[TASK OBJECTIVE]
Transcribe every entry word for word. Skip the pictures.

[GIVEN DATA]
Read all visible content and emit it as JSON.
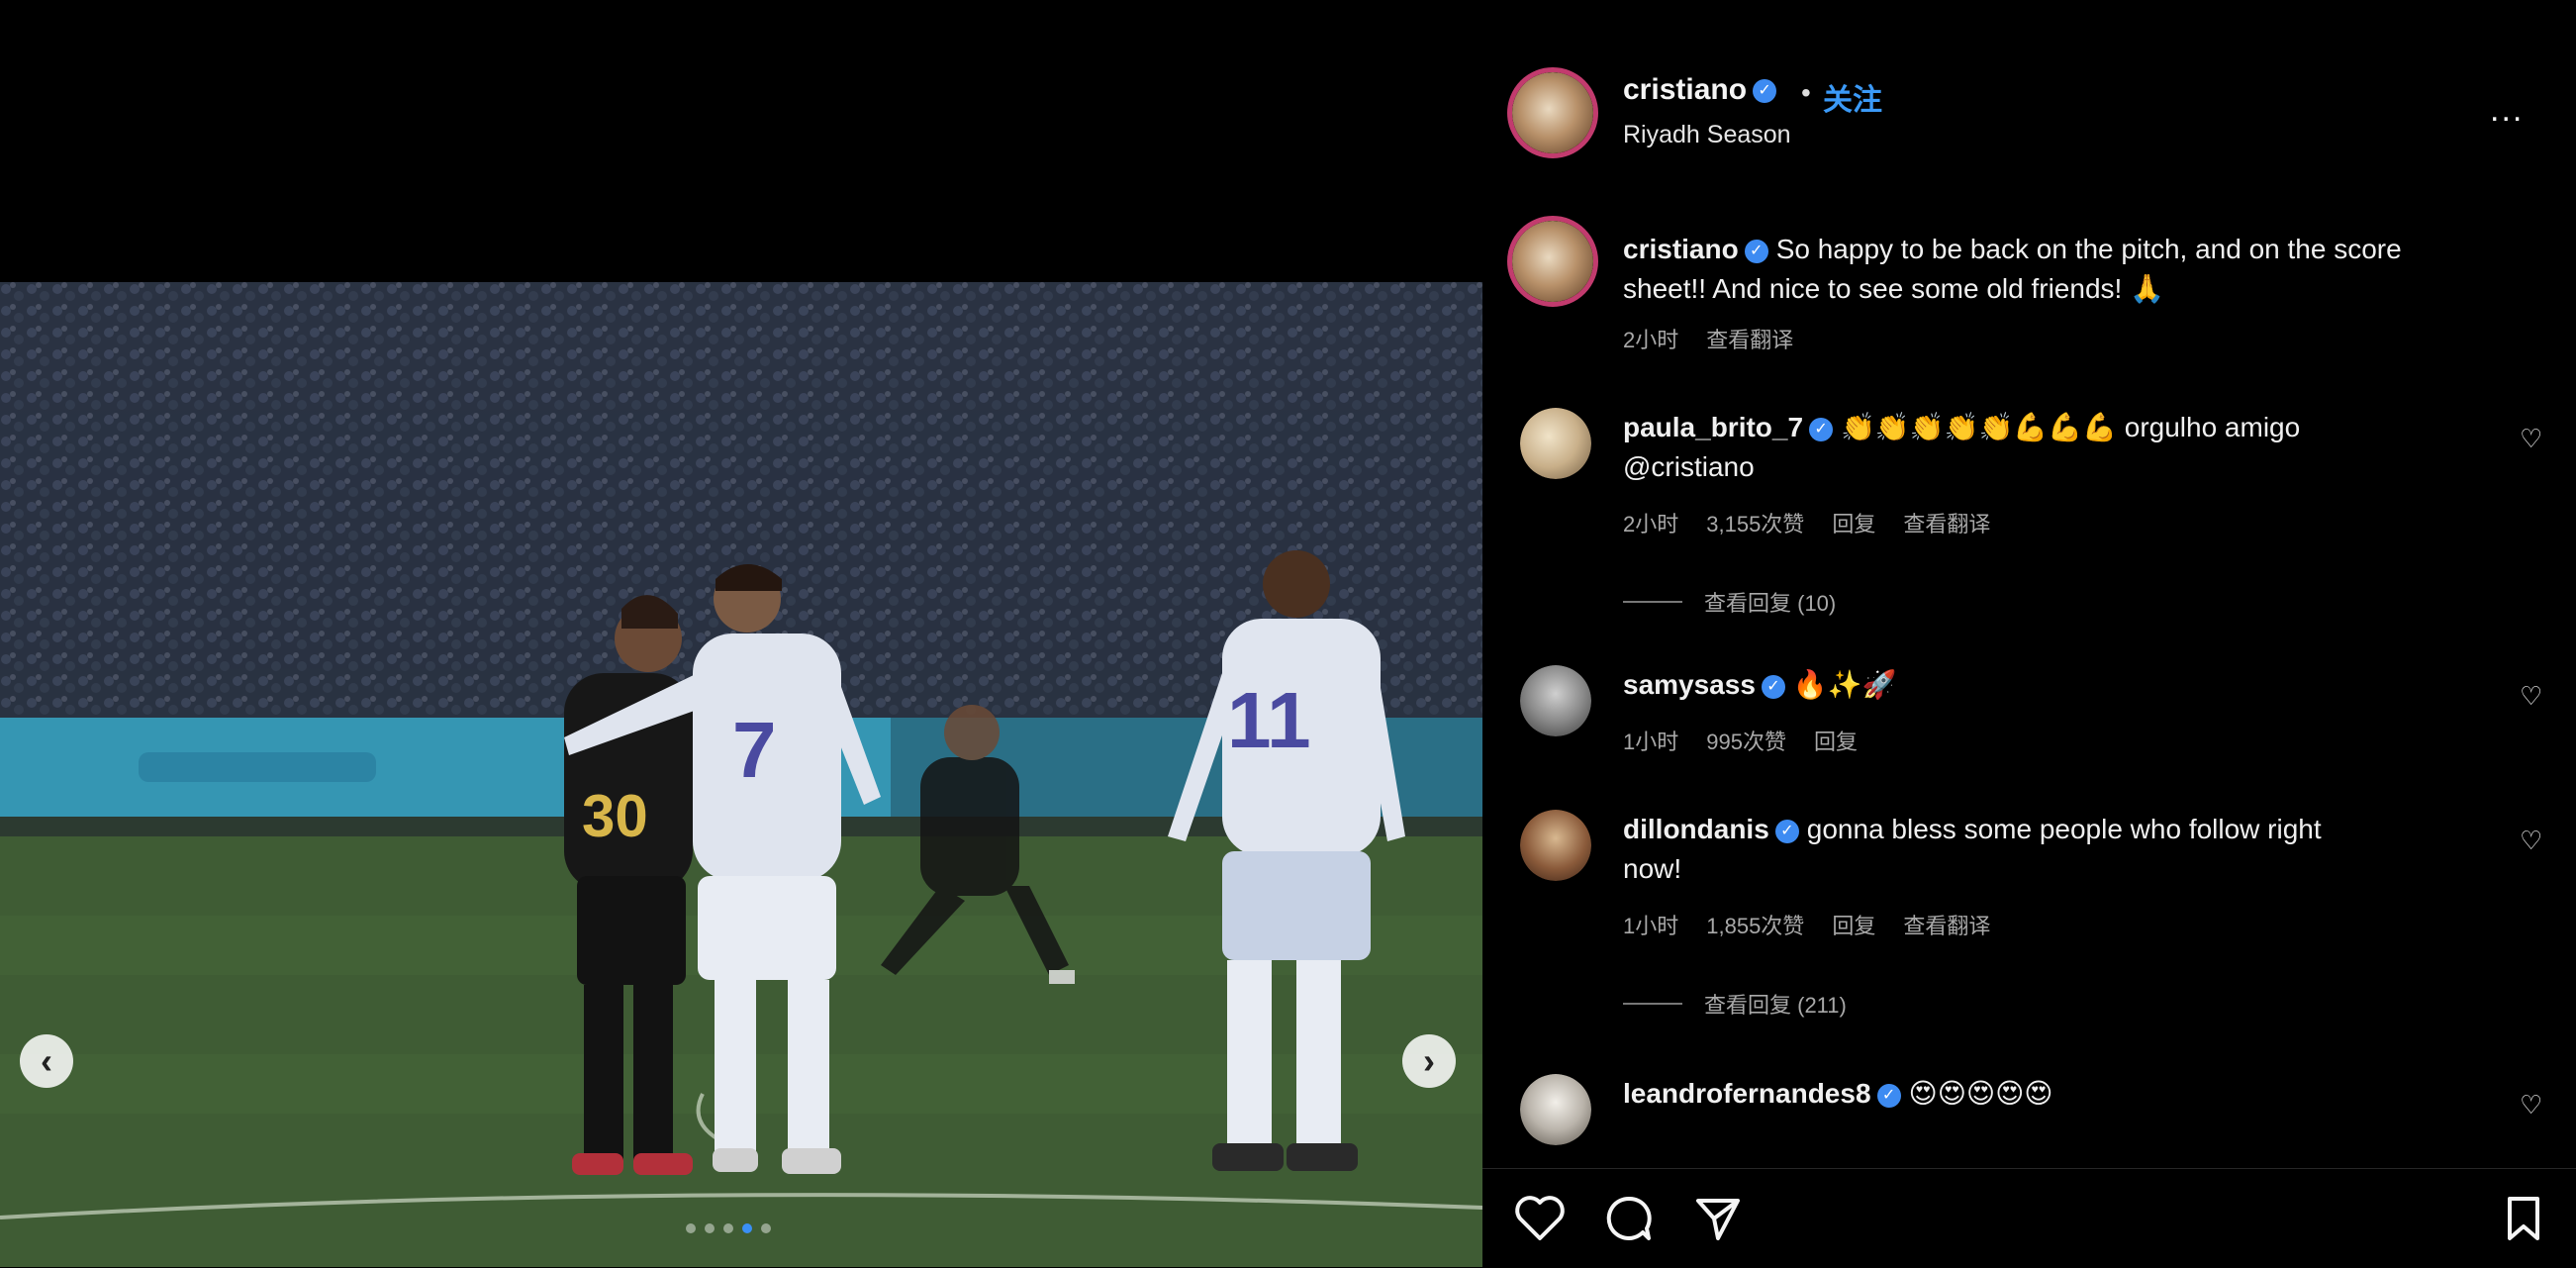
{
  "post": {
    "carousel_total": 5,
    "carousel_active": 3
  },
  "header": {
    "username": "cristiano",
    "separator": "•",
    "follow_label": "关注",
    "location": "Riyadh Season",
    "more_label": "..."
  },
  "caption": {
    "username": "cristiano",
    "text": "So happy to be back on the pitch, and on the score",
    "text2": "sheet!! And nice to see some old friends! 🙏",
    "time": "2小时",
    "see_translation": "查看翻译"
  },
  "comments": [
    {
      "username": "paula_brito_7",
      "text": "👏👏👏👏👏💪💪💪 orgulho amigo",
      "text2": "@cristiano",
      "time": "2小时",
      "likes": "3,155次赞",
      "reply": "回复",
      "see_translation": "查看翻译",
      "view_replies": "查看回复 (10)"
    },
    {
      "username": "samysass",
      "text": "🔥✨🚀",
      "time": "1小时",
      "likes": "995次赞",
      "reply": "回复"
    },
    {
      "username": "dillondanis",
      "text": "gonna bless some people who follow right",
      "text2": "now!",
      "time": "1小时",
      "likes": "1,855次赞",
      "reply": "回复",
      "see_translation": "查看翻译",
      "view_replies": "查看回复 (211)"
    },
    {
      "username": "leandrofernandes8",
      "text": "😍😍😍😍😍"
    }
  ],
  "icons": {
    "heart": "heart-icon",
    "comment": "comment-icon",
    "share": "share-icon",
    "save": "bookmark-icon",
    "verified": "verified-badge-icon"
  },
  "colors": {
    "background": "#000000",
    "link_blue": "#3b9af8",
    "verified_blue": "#3d8bf2",
    "muted_text": "#a8a8a8"
  }
}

[TASK OUTPUT]
Read all visible content and emit it as JSON.
{
  "post": {
    "carousel_total": 5,
    "carousel_active": 3
  },
  "header": {
    "username": "cristiano",
    "separator": "•",
    "follow_label": "关注",
    "location": "Riyadh Season",
    "more_label": "..."
  },
  "caption": {
    "username": "cristiano",
    "text": "So happy to be back on the pitch, and on the score",
    "text2": "sheet!! And nice to see some old friends! 🙏",
    "time": "2小时",
    "see_translation": "查看翻译"
  },
  "comments": [
    {
      "username": "paula_brito_7",
      "text": "👏👏👏👏👏💪💪💪 orgulho amigo",
      "text2": "@cristiano",
      "time": "2小时",
      "likes": "3,155次赞",
      "reply": "回复",
      "see_translation": "查看翻译",
      "view_replies": "查看回复 (10)"
    },
    {
      "username": "samysass",
      "text": "🔥✨🚀",
      "time": "1小时",
      "likes": "995次赞",
      "reply": "回复"
    },
    {
      "username": "dillondanis",
      "text": "gonna bless some people who follow right",
      "text2": "now!",
      "time": "1小时",
      "likes": "1,855次赞",
      "reply": "回复",
      "see_translation": "查看翻译",
      "view_replies": "查看回复 (211)"
    },
    {
      "username": "leandrofernandes8",
      "text": "😍😍😍😍😍"
    }
  ],
  "icons": {
    "heart": "heart-icon",
    "comment": "comment-icon",
    "share": "share-icon",
    "save": "bookmark-icon",
    "verified": "verified-badge-icon"
  },
  "colors": {
    "background": "#000000",
    "link_blue": "#3b9af8",
    "verified_blue": "#3d8bf2",
    "muted_text": "#a8a8a8"
  }
}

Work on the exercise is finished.